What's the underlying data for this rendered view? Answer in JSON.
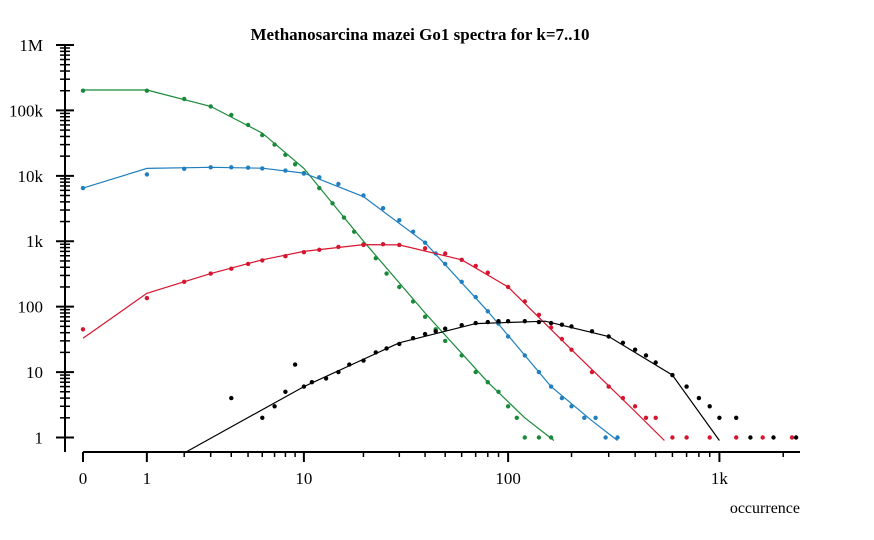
{
  "chart_data": {
    "type": "scatter",
    "title": "Methanosarcina mazei Go1 spectra for k=7..10",
    "xlabel": "occurrence",
    "ylabel": "",
    "x_scale": "log(x+1)",
    "y_scale": "log",
    "xlim": [
      0,
      2400
    ],
    "ylim": [
      0.6,
      1000000
    ],
    "x_ticks": [
      {
        "value": 0,
        "label": "0"
      },
      {
        "value": 1,
        "label": "1"
      },
      {
        "value": 10,
        "label": "10"
      },
      {
        "value": 100,
        "label": "100"
      },
      {
        "value": 1000,
        "label": "1k"
      }
    ],
    "y_ticks": [
      {
        "value": 1,
        "label": "1"
      },
      {
        "value": 10,
        "label": "10"
      },
      {
        "value": 100,
        "label": "100"
      },
      {
        "value": 1000,
        "label": "1k"
      },
      {
        "value": 10000,
        "label": "10k"
      },
      {
        "value": 100000,
        "label": "100k"
      },
      {
        "value": 1000000,
        "label": "1M"
      }
    ],
    "grid": false,
    "legend": "none",
    "series": [
      {
        "color": "#1a8a3a",
        "points": [
          [
            0,
            200000
          ],
          [
            1,
            200000
          ],
          [
            2,
            150000
          ],
          [
            3,
            115000
          ],
          [
            4,
            85000
          ],
          [
            5,
            60000
          ],
          [
            6,
            42000
          ],
          [
            7,
            30000
          ],
          [
            8,
            21000
          ],
          [
            9,
            15000
          ],
          [
            10,
            11000
          ],
          [
            12,
            6500
          ],
          [
            14,
            3800
          ],
          [
            16,
            2300
          ],
          [
            18,
            1400
          ],
          [
            20,
            900
          ],
          [
            23,
            550
          ],
          [
            26,
            320
          ],
          [
            30,
            200
          ],
          [
            35,
            120
          ],
          [
            40,
            70
          ],
          [
            45,
            45
          ],
          [
            50,
            30
          ],
          [
            60,
            18
          ],
          [
            70,
            10
          ],
          [
            80,
            7
          ],
          [
            90,
            5
          ],
          [
            100,
            3
          ],
          [
            110,
            2
          ],
          [
            120,
            1
          ],
          [
            140,
            1
          ],
          [
            160,
            1
          ]
        ],
        "fit": [
          [
            0,
            205000
          ],
          [
            1,
            205000
          ],
          [
            3,
            115000
          ],
          [
            6,
            45000
          ],
          [
            10,
            13000
          ],
          [
            20,
            1000
          ],
          [
            40,
            80
          ],
          [
            80,
            7
          ],
          [
            120,
            2
          ],
          [
            165,
            0.9
          ]
        ]
      },
      {
        "color": "#1f7fbf",
        "points": [
          [
            0,
            6500
          ],
          [
            1,
            10500
          ],
          [
            2,
            12800
          ],
          [
            3,
            13500
          ],
          [
            4,
            13500
          ],
          [
            5,
            13300
          ],
          [
            6,
            13000
          ],
          [
            8,
            12000
          ],
          [
            10,
            10800
          ],
          [
            12,
            9500
          ],
          [
            15,
            7500
          ],
          [
            20,
            5000
          ],
          [
            25,
            3200
          ],
          [
            30,
            2100
          ],
          [
            35,
            1400
          ],
          [
            40,
            950
          ],
          [
            45,
            650
          ],
          [
            50,
            450
          ],
          [
            60,
            240
          ],
          [
            70,
            140
          ],
          [
            80,
            85
          ],
          [
            90,
            55
          ],
          [
            100,
            35
          ],
          [
            120,
            18
          ],
          [
            140,
            10
          ],
          [
            160,
            6
          ],
          [
            180,
            4
          ],
          [
            200,
            3
          ],
          [
            230,
            2
          ],
          [
            260,
            2
          ],
          [
            290,
            1
          ],
          [
            330,
            1
          ]
        ],
        "fit": [
          [
            0,
            6500
          ],
          [
            1,
            13000
          ],
          [
            3,
            13500
          ],
          [
            6,
            13100
          ],
          [
            10,
            11000
          ],
          [
            20,
            4800
          ],
          [
            40,
            950
          ],
          [
            80,
            85
          ],
          [
            160,
            6
          ],
          [
            250,
            1.8
          ],
          [
            330,
            0.9
          ]
        ]
      },
      {
        "color": "#d8152f",
        "points": [
          [
            0,
            45
          ],
          [
            1,
            135
          ],
          [
            2,
            240
          ],
          [
            3,
            320
          ],
          [
            4,
            380
          ],
          [
            5,
            450
          ],
          [
            6,
            510
          ],
          [
            8,
            590
          ],
          [
            10,
            680
          ],
          [
            12,
            740
          ],
          [
            15,
            820
          ],
          [
            20,
            880
          ],
          [
            25,
            900
          ],
          [
            30,
            880
          ],
          [
            40,
            780
          ],
          [
            50,
            650
          ],
          [
            60,
            520
          ],
          [
            70,
            420
          ],
          [
            80,
            330
          ],
          [
            100,
            200
          ],
          [
            120,
            120
          ],
          [
            140,
            75
          ],
          [
            160,
            48
          ],
          [
            180,
            32
          ],
          [
            200,
            22
          ],
          [
            250,
            10
          ],
          [
            300,
            6
          ],
          [
            350,
            4
          ],
          [
            400,
            3
          ],
          [
            450,
            2
          ],
          [
            500,
            2
          ],
          [
            600,
            1
          ],
          [
            700,
            1
          ],
          [
            900,
            1
          ],
          [
            1200,
            1
          ],
          [
            1600,
            1
          ],
          [
            2200,
            1
          ]
        ],
        "fit": [
          [
            0,
            33
          ],
          [
            1,
            160
          ],
          [
            3,
            320
          ],
          [
            6,
            520
          ],
          [
            10,
            700
          ],
          [
            20,
            890
          ],
          [
            30,
            880
          ],
          [
            60,
            520
          ],
          [
            100,
            200
          ],
          [
            200,
            22
          ],
          [
            400,
            2.5
          ],
          [
            550,
            0.9
          ]
        ]
      },
      {
        "color": "#000000",
        "points": [
          [
            4,
            4
          ],
          [
            6,
            2
          ],
          [
            7,
            3
          ],
          [
            8,
            5
          ],
          [
            9,
            13
          ],
          [
            10,
            6
          ],
          [
            11,
            7
          ],
          [
            13,
            8
          ],
          [
            15,
            10
          ],
          [
            17,
            13
          ],
          [
            20,
            15
          ],
          [
            23,
            20
          ],
          [
            26,
            23
          ],
          [
            30,
            27
          ],
          [
            35,
            33
          ],
          [
            40,
            38
          ],
          [
            45,
            42
          ],
          [
            50,
            46
          ],
          [
            60,
            52
          ],
          [
            70,
            56
          ],
          [
            80,
            58
          ],
          [
            90,
            60
          ],
          [
            100,
            60
          ],
          [
            120,
            60
          ],
          [
            140,
            58
          ],
          [
            160,
            56
          ],
          [
            180,
            53
          ],
          [
            200,
            50
          ],
          [
            250,
            42
          ],
          [
            300,
            35
          ],
          [
            350,
            28
          ],
          [
            400,
            22
          ],
          [
            450,
            18
          ],
          [
            500,
            14
          ],
          [
            600,
            9
          ],
          [
            700,
            6
          ],
          [
            800,
            4
          ],
          [
            900,
            3
          ],
          [
            1000,
            2
          ],
          [
            1200,
            2
          ],
          [
            1400,
            1
          ],
          [
            1800,
            1
          ],
          [
            2300,
            1
          ]
        ],
        "fit": [
          [
            2,
            0.58
          ],
          [
            10,
            6
          ],
          [
            30,
            28
          ],
          [
            70,
            55
          ],
          [
            150,
            60
          ],
          [
            300,
            35
          ],
          [
            600,
            9
          ],
          [
            1000,
            0.9
          ]
        ]
      }
    ]
  }
}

=====

PROBLEM DESCRIPTION ::
Transcribe the material exactly, leaving every picture out.

EXERCISE RESPONSE ::
What's the underlying data for this rendered view? Answer in JSON.
{
  "chart_data": {
    "type": "scatter",
    "title": "Methanosarcina mazei Go1 spectra for k=7..10",
    "xlabel": "occurrence",
    "ylabel": "",
    "x_scale": "log(x+1)",
    "y_scale": "log",
    "xlim": [
      0,
      2400
    ],
    "ylim": [
      0.6,
      1000000
    ],
    "x_ticks": [
      {
        "value": 0,
        "label": "0"
      },
      {
        "value": 1,
        "label": "1"
      },
      {
        "value": 10,
        "label": "10"
      },
      {
        "value": 100,
        "label": "100"
      },
      {
        "value": 1000,
        "label": "1k"
      }
    ],
    "y_ticks": [
      {
        "value": 1,
        "label": "1"
      },
      {
        "value": 10,
        "label": "10"
      },
      {
        "value": 100,
        "label": "100"
      },
      {
        "value": 1000,
        "label": "1k"
      },
      {
        "value": 10000,
        "label": "10k"
      },
      {
        "value": 100000,
        "label": "100k"
      },
      {
        "value": 1000000,
        "label": "1M"
      }
    ],
    "grid": false,
    "legend": "none",
    "series": [
      {
        "color": "#1a8a3a",
        "points": [
          [
            0,
            200000
          ],
          [
            1,
            200000
          ],
          [
            2,
            150000
          ],
          [
            3,
            115000
          ],
          [
            4,
            85000
          ],
          [
            5,
            60000
          ],
          [
            6,
            42000
          ],
          [
            7,
            30000
          ],
          [
            8,
            21000
          ],
          [
            9,
            15000
          ],
          [
            10,
            11000
          ],
          [
            12,
            6500
          ],
          [
            14,
            3800
          ],
          [
            16,
            2300
          ],
          [
            18,
            1400
          ],
          [
            20,
            900
          ],
          [
            23,
            550
          ],
          [
            26,
            320
          ],
          [
            30,
            200
          ],
          [
            35,
            120
          ],
          [
            40,
            70
          ],
          [
            45,
            45
          ],
          [
            50,
            30
          ],
          [
            60,
            18
          ],
          [
            70,
            10
          ],
          [
            80,
            7
          ],
          [
            90,
            5
          ],
          [
            100,
            3
          ],
          [
            110,
            2
          ],
          [
            120,
            1
          ],
          [
            140,
            1
          ],
          [
            160,
            1
          ]
        ],
        "fit": [
          [
            0,
            205000
          ],
          [
            1,
            205000
          ],
          [
            3,
            115000
          ],
          [
            6,
            45000
          ],
          [
            10,
            13000
          ],
          [
            20,
            1000
          ],
          [
            40,
            80
          ],
          [
            80,
            7
          ],
          [
            120,
            2
          ],
          [
            165,
            0.9
          ]
        ]
      },
      {
        "color": "#1f7fbf",
        "points": [
          [
            0,
            6500
          ],
          [
            1,
            10500
          ],
          [
            2,
            12800
          ],
          [
            3,
            13500
          ],
          [
            4,
            13500
          ],
          [
            5,
            13300
          ],
          [
            6,
            13000
          ],
          [
            8,
            12000
          ],
          [
            10,
            10800
          ],
          [
            12,
            9500
          ],
          [
            15,
            7500
          ],
          [
            20,
            5000
          ],
          [
            25,
            3200
          ],
          [
            30,
            2100
          ],
          [
            35,
            1400
          ],
          [
            40,
            950
          ],
          [
            45,
            650
          ],
          [
            50,
            450
          ],
          [
            60,
            240
          ],
          [
            70,
            140
          ],
          [
            80,
            85
          ],
          [
            90,
            55
          ],
          [
            100,
            35
          ],
          [
            120,
            18
          ],
          [
            140,
            10
          ],
          [
            160,
            6
          ],
          [
            180,
            4
          ],
          [
            200,
            3
          ],
          [
            230,
            2
          ],
          [
            260,
            2
          ],
          [
            290,
            1
          ],
          [
            330,
            1
          ]
        ],
        "fit": [
          [
            0,
            6500
          ],
          [
            1,
            13000
          ],
          [
            3,
            13500
          ],
          [
            6,
            13100
          ],
          [
            10,
            11000
          ],
          [
            20,
            4800
          ],
          [
            40,
            950
          ],
          [
            80,
            85
          ],
          [
            160,
            6
          ],
          [
            250,
            1.8
          ],
          [
            330,
            0.9
          ]
        ]
      },
      {
        "color": "#d8152f",
        "points": [
          [
            0,
            45
          ],
          [
            1,
            135
          ],
          [
            2,
            240
          ],
          [
            3,
            320
          ],
          [
            4,
            380
          ],
          [
            5,
            450
          ],
          [
            6,
            510
          ],
          [
            8,
            590
          ],
          [
            10,
            680
          ],
          [
            12,
            740
          ],
          [
            15,
            820
          ],
          [
            20,
            880
          ],
          [
            25,
            900
          ],
          [
            30,
            880
          ],
          [
            40,
            780
          ],
          [
            50,
            650
          ],
          [
            60,
            520
          ],
          [
            70,
            420
          ],
          [
            80,
            330
          ],
          [
            100,
            200
          ],
          [
            120,
            120
          ],
          [
            140,
            75
          ],
          [
            160,
            48
          ],
          [
            180,
            32
          ],
          [
            200,
            22
          ],
          [
            250,
            10
          ],
          [
            300,
            6
          ],
          [
            350,
            4
          ],
          [
            400,
            3
          ],
          [
            450,
            2
          ],
          [
            500,
            2
          ],
          [
            600,
            1
          ],
          [
            700,
            1
          ],
          [
            900,
            1
          ],
          [
            1200,
            1
          ],
          [
            1600,
            1
          ],
          [
            2200,
            1
          ]
        ],
        "fit": [
          [
            0,
            33
          ],
          [
            1,
            160
          ],
          [
            3,
            320
          ],
          [
            6,
            520
          ],
          [
            10,
            700
          ],
          [
            20,
            890
          ],
          [
            30,
            880
          ],
          [
            60,
            520
          ],
          [
            100,
            200
          ],
          [
            200,
            22
          ],
          [
            400,
            2.5
          ],
          [
            550,
            0.9
          ]
        ]
      },
      {
        "color": "#000000",
        "points": [
          [
            4,
            4
          ],
          [
            6,
            2
          ],
          [
            7,
            3
          ],
          [
            8,
            5
          ],
          [
            9,
            13
          ],
          [
            10,
            6
          ],
          [
            11,
            7
          ],
          [
            13,
            8
          ],
          [
            15,
            10
          ],
          [
            17,
            13
          ],
          [
            20,
            15
          ],
          [
            23,
            20
          ],
          [
            26,
            23
          ],
          [
            30,
            27
          ],
          [
            35,
            33
          ],
          [
            40,
            38
          ],
          [
            45,
            42
          ],
          [
            50,
            46
          ],
          [
            60,
            52
          ],
          [
            70,
            56
          ],
          [
            80,
            58
          ],
          [
            90,
            60
          ],
          [
            100,
            60
          ],
          [
            120,
            60
          ],
          [
            140,
            58
          ],
          [
            160,
            56
          ],
          [
            180,
            53
          ],
          [
            200,
            50
          ],
          [
            250,
            42
          ],
          [
            300,
            35
          ],
          [
            350,
            28
          ],
          [
            400,
            22
          ],
          [
            450,
            18
          ],
          [
            500,
            14
          ],
          [
            600,
            9
          ],
          [
            700,
            6
          ],
          [
            800,
            4
          ],
          [
            900,
            3
          ],
          [
            1000,
            2
          ],
          [
            1200,
            2
          ],
          [
            1400,
            1
          ],
          [
            1800,
            1
          ],
          [
            2300,
            1
          ]
        ],
        "fit": [
          [
            2,
            0.58
          ],
          [
            10,
            6
          ],
          [
            30,
            28
          ],
          [
            70,
            55
          ],
          [
            150,
            60
          ],
          [
            300,
            35
          ],
          [
            600,
            9
          ],
          [
            1000,
            0.9
          ]
        ]
      }
    ]
  }
}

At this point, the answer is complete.